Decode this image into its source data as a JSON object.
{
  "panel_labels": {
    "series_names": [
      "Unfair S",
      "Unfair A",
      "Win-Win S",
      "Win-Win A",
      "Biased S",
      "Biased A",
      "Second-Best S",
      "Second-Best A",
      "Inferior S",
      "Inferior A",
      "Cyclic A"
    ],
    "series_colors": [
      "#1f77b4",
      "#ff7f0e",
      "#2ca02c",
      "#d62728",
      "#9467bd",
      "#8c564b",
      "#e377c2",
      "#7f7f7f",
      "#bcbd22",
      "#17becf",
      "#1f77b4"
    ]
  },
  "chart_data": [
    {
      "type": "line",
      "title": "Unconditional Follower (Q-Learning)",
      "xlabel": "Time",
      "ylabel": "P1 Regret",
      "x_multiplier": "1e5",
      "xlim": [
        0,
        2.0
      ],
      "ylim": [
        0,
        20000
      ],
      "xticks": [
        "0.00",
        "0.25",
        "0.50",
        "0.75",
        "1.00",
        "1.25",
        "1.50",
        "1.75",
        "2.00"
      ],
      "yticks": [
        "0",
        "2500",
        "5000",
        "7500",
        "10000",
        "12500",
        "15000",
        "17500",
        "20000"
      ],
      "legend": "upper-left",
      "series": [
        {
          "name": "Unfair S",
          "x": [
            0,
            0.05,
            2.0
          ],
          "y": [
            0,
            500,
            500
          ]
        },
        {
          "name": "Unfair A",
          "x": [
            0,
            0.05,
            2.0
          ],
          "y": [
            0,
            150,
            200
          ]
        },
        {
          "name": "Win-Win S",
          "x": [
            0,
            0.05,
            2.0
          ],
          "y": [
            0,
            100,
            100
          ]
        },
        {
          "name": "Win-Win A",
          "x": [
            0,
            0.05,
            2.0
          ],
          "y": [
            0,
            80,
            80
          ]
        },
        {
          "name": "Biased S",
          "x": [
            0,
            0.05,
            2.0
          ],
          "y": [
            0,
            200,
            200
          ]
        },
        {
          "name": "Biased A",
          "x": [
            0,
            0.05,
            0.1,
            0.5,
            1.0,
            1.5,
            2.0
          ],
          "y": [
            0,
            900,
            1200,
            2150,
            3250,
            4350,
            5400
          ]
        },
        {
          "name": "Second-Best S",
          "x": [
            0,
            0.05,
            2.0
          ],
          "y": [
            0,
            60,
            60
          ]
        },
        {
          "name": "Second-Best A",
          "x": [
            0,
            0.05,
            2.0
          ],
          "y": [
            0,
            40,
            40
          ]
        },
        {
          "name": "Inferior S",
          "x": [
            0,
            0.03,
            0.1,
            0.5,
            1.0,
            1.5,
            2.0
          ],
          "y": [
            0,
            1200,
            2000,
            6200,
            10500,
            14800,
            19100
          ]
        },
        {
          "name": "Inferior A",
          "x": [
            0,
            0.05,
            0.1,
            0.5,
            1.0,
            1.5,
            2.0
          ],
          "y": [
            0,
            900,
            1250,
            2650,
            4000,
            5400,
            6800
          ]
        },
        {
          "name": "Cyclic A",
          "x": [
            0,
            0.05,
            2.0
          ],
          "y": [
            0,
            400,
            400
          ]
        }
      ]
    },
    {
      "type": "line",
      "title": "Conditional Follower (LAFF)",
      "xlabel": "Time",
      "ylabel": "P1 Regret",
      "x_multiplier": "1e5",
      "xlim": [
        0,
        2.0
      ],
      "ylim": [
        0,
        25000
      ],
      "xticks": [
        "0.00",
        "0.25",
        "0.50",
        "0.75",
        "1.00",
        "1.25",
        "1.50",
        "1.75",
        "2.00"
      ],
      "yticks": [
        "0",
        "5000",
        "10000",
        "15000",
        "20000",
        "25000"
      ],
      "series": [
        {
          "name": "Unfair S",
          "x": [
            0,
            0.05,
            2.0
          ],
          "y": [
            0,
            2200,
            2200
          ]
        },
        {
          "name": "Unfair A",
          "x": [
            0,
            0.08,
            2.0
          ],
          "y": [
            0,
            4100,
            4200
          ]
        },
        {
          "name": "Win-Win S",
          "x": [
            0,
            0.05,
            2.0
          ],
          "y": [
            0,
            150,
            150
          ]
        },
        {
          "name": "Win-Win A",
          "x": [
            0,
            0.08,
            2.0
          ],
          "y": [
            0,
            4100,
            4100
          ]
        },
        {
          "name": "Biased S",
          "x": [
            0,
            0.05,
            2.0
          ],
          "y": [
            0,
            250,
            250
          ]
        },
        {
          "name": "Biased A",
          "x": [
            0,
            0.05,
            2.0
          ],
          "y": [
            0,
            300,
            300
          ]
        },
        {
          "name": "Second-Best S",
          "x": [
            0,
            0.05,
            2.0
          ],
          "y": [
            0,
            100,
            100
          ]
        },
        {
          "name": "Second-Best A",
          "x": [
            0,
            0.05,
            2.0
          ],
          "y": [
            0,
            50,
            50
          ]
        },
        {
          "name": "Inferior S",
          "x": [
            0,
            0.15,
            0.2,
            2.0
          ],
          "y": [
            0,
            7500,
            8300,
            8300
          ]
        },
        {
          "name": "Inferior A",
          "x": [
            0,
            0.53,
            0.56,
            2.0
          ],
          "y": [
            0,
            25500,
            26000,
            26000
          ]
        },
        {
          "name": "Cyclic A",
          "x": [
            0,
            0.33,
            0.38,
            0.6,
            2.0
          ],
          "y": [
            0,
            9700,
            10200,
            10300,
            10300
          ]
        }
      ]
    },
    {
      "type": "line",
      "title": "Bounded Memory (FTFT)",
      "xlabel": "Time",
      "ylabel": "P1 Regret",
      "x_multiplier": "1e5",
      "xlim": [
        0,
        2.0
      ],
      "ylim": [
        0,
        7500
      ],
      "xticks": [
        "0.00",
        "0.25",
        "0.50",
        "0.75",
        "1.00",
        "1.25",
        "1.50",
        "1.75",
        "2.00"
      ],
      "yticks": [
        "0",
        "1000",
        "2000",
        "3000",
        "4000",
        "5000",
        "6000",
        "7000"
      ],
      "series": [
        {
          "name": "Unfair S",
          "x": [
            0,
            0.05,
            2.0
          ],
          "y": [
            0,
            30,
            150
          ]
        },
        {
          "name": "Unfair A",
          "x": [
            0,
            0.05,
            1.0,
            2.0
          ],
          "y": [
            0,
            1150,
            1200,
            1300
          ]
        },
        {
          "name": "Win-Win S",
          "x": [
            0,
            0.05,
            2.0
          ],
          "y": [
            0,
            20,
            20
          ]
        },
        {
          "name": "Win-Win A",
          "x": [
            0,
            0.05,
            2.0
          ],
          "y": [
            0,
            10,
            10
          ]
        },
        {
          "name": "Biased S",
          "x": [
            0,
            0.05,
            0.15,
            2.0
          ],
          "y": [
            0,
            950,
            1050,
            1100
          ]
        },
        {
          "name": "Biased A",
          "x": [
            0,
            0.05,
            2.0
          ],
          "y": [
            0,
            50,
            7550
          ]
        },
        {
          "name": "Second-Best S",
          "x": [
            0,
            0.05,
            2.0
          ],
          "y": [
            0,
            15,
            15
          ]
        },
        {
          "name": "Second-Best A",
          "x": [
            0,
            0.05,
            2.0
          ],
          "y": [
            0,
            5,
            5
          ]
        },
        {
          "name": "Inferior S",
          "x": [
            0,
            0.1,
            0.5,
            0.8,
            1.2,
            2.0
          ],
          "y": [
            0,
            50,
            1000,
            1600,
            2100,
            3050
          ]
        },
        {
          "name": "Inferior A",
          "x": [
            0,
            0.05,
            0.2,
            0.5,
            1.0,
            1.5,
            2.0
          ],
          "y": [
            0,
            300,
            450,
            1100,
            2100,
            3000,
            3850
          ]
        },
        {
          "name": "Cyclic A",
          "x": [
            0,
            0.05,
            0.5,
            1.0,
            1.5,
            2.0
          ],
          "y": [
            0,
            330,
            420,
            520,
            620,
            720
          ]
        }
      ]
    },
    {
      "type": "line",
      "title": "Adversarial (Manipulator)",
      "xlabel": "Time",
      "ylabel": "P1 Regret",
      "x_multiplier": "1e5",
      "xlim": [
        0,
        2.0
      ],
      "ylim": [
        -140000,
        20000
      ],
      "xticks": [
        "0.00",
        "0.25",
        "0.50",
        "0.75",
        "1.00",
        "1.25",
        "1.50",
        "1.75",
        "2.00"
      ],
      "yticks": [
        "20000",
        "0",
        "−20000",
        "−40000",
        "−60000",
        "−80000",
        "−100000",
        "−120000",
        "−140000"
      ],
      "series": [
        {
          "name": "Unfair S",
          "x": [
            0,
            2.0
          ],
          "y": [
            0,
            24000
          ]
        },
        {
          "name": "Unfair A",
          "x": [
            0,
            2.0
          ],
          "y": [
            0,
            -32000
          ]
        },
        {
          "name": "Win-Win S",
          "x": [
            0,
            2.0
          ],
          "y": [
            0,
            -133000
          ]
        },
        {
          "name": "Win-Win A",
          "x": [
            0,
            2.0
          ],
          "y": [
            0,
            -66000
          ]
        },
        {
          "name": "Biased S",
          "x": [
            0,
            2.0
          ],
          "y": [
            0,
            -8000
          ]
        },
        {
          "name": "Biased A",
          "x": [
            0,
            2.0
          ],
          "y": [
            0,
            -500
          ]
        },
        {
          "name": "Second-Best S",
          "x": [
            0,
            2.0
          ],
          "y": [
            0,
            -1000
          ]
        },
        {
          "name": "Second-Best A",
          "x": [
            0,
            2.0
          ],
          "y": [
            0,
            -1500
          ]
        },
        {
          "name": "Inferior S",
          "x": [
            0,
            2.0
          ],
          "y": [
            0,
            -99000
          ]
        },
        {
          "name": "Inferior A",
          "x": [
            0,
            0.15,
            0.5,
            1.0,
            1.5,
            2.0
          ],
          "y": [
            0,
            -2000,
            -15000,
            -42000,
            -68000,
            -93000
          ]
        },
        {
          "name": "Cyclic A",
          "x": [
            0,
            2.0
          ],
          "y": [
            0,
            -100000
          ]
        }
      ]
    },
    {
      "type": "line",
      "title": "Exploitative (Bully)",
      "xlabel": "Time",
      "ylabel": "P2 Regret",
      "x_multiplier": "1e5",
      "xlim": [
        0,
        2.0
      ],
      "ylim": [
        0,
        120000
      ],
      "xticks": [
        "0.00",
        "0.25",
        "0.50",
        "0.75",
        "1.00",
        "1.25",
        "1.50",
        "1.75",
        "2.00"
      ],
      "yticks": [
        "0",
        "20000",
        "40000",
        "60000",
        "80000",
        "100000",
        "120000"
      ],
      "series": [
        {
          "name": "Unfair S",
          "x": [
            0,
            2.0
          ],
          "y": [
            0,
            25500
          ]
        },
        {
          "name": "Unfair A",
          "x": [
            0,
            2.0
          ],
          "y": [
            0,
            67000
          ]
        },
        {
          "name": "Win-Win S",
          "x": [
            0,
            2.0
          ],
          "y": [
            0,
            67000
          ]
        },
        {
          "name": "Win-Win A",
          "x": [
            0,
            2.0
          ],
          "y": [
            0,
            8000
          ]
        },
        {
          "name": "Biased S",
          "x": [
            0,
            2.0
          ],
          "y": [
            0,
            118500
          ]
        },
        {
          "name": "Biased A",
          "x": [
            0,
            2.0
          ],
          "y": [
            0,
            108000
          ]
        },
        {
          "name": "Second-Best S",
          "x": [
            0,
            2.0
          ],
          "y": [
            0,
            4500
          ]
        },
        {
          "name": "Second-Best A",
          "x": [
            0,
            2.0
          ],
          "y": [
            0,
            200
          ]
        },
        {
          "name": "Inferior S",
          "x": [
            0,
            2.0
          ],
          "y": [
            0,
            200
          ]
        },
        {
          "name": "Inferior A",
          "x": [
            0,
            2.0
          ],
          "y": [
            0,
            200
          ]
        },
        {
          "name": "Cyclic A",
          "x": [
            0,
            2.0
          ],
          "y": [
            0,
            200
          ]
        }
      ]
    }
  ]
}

═══

**EXERCISE OBJECTIVE:** Go over the entries above and say how many lines hold the string "Follower", with no other text.

**CORRECT RESULT:** 2